═══ Recorded data
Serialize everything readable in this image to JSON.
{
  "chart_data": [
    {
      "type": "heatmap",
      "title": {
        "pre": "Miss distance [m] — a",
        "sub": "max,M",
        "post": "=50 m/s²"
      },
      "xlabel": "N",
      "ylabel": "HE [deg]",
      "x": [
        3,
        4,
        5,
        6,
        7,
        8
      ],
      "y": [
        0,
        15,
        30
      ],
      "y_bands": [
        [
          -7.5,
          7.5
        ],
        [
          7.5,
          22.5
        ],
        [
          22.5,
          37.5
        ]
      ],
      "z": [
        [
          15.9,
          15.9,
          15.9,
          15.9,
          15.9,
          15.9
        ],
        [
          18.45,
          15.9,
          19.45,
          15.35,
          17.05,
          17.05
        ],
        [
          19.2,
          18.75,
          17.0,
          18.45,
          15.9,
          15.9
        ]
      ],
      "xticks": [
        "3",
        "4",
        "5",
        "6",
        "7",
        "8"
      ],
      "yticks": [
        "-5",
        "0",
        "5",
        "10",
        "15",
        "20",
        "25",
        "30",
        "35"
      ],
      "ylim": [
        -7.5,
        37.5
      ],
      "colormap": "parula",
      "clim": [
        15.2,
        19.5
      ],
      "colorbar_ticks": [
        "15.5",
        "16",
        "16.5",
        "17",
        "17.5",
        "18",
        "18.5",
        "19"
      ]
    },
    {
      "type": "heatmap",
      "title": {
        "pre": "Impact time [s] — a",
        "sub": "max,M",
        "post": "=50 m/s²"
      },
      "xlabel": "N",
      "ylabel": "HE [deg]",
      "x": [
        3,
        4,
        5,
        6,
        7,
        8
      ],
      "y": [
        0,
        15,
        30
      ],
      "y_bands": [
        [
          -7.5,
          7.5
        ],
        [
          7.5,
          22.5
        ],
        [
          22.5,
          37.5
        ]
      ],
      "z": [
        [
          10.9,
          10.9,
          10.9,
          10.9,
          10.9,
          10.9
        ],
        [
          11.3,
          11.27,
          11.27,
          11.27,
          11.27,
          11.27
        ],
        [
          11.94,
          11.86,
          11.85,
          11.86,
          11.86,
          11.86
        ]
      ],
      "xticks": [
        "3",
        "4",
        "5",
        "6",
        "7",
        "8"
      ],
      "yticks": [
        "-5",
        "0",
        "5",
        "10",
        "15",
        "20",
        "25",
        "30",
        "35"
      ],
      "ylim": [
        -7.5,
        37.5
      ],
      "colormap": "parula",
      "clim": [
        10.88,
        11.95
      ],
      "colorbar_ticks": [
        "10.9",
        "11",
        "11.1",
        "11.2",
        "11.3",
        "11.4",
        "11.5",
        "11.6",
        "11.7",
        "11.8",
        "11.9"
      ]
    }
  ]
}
══════
→ **Directions**
Transcribe every entry word for word.

→ **Answer for this exercise**
Serialize everything readable in this image to JSON.
{
  "chart_data": [
    {
      "type": "heatmap",
      "title": {
        "pre": "Miss distance [m] — a",
        "sub": "max,M",
        "post": "=50 m/s²"
      },
      "xlabel": "N",
      "ylabel": "HE [deg]",
      "x": [
        3,
        4,
        5,
        6,
        7,
        8
      ],
      "y": [
        0,
        15,
        30
      ],
      "y_bands": [
        [
          -7.5,
          7.5
        ],
        [
          7.5,
          22.5
        ],
        [
          22.5,
          37.5
        ]
      ],
      "z": [
        [
          15.9,
          15.9,
          15.9,
          15.9,
          15.9,
          15.9
        ],
        [
          18.45,
          15.9,
          19.45,
          15.35,
          17.05,
          17.05
        ],
        [
          19.2,
          18.75,
          17.0,
          18.45,
          15.9,
          15.9
        ]
      ],
      "xticks": [
        "3",
        "4",
        "5",
        "6",
        "7",
        "8"
      ],
      "yticks": [
        "-5",
        "0",
        "5",
        "10",
        "15",
        "20",
        "25",
        "30",
        "35"
      ],
      "ylim": [
        -7.5,
        37.5
      ],
      "colormap": "parula",
      "clim": [
        15.2,
        19.5
      ],
      "colorbar_ticks": [
        "15.5",
        "16",
        "16.5",
        "17",
        "17.5",
        "18",
        "18.5",
        "19"
      ]
    },
    {
      "type": "heatmap",
      "title": {
        "pre": "Impact time [s] — a",
        "sub": "max,M",
        "post": "=50 m/s²"
      },
      "xlabel": "N",
      "ylabel": "HE [deg]",
      "x": [
        3,
        4,
        5,
        6,
        7,
        8
      ],
      "y": [
        0,
        15,
        30
      ],
      "y_bands": [
        [
          -7.5,
          7.5
        ],
        [
          7.5,
          22.5
        ],
        [
          22.5,
          37.5
        ]
      ],
      "z": [
        [
          10.9,
          10.9,
          10.9,
          10.9,
          10.9,
          10.9
        ],
        [
          11.3,
          11.27,
          11.27,
          11.27,
          11.27,
          11.27
        ],
        [
          11.94,
          11.86,
          11.85,
          11.86,
          11.86,
          11.86
        ]
      ],
      "xticks": [
        "3",
        "4",
        "5",
        "6",
        "7",
        "8"
      ],
      "yticks": [
        "-5",
        "0",
        "5",
        "10",
        "15",
        "20",
        "25",
        "30",
        "35"
      ],
      "ylim": [
        -7.5,
        37.5
      ],
      "colormap": "parula",
      "clim": [
        10.88,
        11.95
      ],
      "colorbar_ticks": [
        "10.9",
        "11",
        "11.1",
        "11.2",
        "11.3",
        "11.4",
        "11.5",
        "11.6",
        "11.7",
        "11.8",
        "11.9"
      ]
    }
  ]
}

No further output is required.